• _Requirements_: How many lines in the entries below include the string "сдачи"? Answer with the number only.
────────────────────────────────────────
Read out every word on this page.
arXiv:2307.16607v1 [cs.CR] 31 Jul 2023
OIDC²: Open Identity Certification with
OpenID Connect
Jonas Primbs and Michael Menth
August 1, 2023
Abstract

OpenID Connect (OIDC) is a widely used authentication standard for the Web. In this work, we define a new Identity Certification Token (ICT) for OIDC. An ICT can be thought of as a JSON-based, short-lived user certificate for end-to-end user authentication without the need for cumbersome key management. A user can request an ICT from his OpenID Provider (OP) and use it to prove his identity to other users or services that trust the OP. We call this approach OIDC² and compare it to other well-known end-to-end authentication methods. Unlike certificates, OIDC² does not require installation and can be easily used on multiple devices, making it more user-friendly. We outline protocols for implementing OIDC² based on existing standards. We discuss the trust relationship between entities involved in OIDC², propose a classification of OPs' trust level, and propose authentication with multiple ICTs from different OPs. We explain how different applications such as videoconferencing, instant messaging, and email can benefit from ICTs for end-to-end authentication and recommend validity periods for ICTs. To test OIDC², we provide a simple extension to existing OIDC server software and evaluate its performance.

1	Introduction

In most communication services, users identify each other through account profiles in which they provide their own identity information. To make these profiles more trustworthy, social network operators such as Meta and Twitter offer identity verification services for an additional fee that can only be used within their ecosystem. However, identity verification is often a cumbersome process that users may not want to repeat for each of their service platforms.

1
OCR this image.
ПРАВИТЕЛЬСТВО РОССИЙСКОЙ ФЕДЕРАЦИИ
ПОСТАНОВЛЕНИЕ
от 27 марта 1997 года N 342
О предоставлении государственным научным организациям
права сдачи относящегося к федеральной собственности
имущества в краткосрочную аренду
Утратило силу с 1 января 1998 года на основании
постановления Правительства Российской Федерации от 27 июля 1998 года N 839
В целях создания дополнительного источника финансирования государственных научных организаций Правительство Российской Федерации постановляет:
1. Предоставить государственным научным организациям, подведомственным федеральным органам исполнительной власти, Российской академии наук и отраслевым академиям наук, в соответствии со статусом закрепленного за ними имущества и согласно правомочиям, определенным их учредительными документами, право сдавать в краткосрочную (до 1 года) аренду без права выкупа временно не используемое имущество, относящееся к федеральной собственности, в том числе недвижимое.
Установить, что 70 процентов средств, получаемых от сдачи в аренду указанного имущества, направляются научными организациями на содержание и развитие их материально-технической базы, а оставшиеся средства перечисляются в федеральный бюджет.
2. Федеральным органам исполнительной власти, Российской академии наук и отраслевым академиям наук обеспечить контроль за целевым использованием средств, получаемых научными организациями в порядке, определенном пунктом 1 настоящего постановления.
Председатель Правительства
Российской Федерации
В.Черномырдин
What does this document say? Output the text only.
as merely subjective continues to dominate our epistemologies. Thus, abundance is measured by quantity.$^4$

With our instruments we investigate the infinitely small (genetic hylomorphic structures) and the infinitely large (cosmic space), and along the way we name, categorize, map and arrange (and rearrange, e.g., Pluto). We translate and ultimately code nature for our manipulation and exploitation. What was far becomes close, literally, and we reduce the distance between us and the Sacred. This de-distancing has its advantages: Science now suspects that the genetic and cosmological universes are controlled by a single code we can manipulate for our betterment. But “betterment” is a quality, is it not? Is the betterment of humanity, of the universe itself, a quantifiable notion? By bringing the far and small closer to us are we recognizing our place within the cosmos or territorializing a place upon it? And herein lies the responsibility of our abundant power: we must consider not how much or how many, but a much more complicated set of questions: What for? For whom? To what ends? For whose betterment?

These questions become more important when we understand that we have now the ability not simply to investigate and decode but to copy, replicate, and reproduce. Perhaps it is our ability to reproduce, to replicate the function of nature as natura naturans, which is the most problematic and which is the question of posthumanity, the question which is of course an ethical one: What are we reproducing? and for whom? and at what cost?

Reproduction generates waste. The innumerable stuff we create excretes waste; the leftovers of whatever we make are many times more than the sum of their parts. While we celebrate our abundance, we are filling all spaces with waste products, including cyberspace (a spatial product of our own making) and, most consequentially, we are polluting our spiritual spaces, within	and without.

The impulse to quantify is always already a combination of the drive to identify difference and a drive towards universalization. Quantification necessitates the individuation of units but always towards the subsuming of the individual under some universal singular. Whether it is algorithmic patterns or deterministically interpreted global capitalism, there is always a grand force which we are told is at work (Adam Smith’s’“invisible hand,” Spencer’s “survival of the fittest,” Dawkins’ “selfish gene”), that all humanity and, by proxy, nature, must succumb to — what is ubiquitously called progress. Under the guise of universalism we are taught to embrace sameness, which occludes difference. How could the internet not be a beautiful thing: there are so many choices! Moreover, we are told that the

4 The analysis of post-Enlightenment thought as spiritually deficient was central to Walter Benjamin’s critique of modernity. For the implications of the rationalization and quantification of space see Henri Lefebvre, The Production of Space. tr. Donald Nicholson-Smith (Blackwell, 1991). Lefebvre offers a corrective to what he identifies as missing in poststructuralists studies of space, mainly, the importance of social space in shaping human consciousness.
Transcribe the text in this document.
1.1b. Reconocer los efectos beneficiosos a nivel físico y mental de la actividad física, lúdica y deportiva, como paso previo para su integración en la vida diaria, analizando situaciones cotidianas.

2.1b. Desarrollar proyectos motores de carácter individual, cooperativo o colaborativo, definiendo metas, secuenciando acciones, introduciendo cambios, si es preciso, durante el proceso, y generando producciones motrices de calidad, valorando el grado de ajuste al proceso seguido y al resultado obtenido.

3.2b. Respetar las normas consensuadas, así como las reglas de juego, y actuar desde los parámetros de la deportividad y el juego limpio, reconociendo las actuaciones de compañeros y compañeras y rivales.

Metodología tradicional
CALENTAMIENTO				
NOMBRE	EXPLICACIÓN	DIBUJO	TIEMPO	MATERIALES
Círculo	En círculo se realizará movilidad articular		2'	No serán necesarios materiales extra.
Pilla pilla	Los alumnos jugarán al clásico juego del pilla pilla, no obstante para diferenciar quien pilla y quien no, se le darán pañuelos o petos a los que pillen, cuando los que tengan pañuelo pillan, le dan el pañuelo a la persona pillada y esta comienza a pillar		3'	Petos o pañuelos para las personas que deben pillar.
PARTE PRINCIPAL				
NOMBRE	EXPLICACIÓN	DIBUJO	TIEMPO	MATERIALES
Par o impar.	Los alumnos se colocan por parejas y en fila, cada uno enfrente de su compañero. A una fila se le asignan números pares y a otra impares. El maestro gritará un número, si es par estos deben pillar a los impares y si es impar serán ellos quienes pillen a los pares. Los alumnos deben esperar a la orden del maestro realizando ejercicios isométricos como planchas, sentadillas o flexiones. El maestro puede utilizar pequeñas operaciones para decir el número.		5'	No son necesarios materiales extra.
────────────────────────────────────────
• _Reply_: 2